[Lines of data]
☆ ☆ ☆ ☆ ☆

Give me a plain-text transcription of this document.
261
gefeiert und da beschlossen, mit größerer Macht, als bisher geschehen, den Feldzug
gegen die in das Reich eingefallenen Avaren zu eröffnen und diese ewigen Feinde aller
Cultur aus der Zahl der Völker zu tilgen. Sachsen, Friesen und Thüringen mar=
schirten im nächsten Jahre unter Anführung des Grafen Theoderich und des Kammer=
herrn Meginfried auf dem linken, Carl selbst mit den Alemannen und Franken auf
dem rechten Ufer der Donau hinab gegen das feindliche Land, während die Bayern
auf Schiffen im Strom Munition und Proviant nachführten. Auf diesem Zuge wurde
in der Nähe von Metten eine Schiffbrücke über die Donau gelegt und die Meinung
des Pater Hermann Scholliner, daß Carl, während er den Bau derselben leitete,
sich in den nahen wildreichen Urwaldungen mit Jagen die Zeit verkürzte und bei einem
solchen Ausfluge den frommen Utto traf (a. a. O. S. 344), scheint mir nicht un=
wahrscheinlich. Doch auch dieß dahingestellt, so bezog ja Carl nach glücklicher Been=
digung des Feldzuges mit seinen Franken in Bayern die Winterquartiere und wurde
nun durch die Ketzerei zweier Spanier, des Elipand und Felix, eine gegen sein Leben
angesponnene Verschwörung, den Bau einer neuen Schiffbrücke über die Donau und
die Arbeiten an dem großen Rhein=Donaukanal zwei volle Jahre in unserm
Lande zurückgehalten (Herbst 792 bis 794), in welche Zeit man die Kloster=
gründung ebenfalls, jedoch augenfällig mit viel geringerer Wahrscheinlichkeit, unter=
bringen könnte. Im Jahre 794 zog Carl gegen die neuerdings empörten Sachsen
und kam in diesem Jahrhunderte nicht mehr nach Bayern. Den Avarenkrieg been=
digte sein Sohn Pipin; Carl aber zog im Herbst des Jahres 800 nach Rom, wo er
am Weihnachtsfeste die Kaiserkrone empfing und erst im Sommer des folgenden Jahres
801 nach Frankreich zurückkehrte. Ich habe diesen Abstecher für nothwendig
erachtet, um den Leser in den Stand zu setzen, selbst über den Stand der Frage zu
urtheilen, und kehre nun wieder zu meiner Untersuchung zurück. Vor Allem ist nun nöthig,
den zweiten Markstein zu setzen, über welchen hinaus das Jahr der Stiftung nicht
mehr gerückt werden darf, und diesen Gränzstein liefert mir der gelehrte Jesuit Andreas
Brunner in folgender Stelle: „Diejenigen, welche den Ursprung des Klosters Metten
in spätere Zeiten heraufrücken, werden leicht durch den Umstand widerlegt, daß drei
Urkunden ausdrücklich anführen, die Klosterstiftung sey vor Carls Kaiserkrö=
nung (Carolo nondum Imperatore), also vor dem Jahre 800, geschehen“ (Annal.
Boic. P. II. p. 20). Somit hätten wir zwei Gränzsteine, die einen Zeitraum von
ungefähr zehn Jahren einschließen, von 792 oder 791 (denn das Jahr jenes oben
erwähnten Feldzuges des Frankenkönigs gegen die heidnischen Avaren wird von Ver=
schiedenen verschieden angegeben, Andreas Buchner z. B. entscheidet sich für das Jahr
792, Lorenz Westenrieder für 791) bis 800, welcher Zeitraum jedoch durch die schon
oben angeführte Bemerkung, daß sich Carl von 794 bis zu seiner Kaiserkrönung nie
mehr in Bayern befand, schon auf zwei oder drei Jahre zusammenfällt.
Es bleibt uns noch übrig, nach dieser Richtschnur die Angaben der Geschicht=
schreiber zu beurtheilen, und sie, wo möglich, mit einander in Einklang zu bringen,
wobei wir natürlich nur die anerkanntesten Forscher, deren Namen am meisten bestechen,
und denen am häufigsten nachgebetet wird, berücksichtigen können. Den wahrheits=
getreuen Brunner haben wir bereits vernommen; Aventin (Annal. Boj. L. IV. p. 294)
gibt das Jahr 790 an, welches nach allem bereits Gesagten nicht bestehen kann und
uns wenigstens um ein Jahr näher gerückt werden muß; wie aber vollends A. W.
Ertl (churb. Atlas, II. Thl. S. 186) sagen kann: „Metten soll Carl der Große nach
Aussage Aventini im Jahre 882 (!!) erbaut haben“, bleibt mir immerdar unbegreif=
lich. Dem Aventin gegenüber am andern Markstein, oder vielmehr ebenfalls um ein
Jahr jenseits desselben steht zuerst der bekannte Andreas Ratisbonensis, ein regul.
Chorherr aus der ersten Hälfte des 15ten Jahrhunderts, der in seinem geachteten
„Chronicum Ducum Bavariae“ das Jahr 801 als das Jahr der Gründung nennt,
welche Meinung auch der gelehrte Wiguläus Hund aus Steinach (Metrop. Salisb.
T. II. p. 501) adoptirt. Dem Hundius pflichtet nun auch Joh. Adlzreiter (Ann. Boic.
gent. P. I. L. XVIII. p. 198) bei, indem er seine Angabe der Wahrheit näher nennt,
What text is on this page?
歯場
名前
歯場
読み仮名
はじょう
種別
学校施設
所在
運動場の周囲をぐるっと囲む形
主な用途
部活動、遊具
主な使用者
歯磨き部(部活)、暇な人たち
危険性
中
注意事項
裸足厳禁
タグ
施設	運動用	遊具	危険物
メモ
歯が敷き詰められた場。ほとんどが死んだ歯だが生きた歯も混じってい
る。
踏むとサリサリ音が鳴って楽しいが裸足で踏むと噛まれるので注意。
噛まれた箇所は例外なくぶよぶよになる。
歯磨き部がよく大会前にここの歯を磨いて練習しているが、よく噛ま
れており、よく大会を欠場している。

☆ ☆ ☆ ☆ ☆

GIVEN REQUEST: Count the lines that hold the string "näher", and reply with that number alone.

SOLVED PROBLEM: 2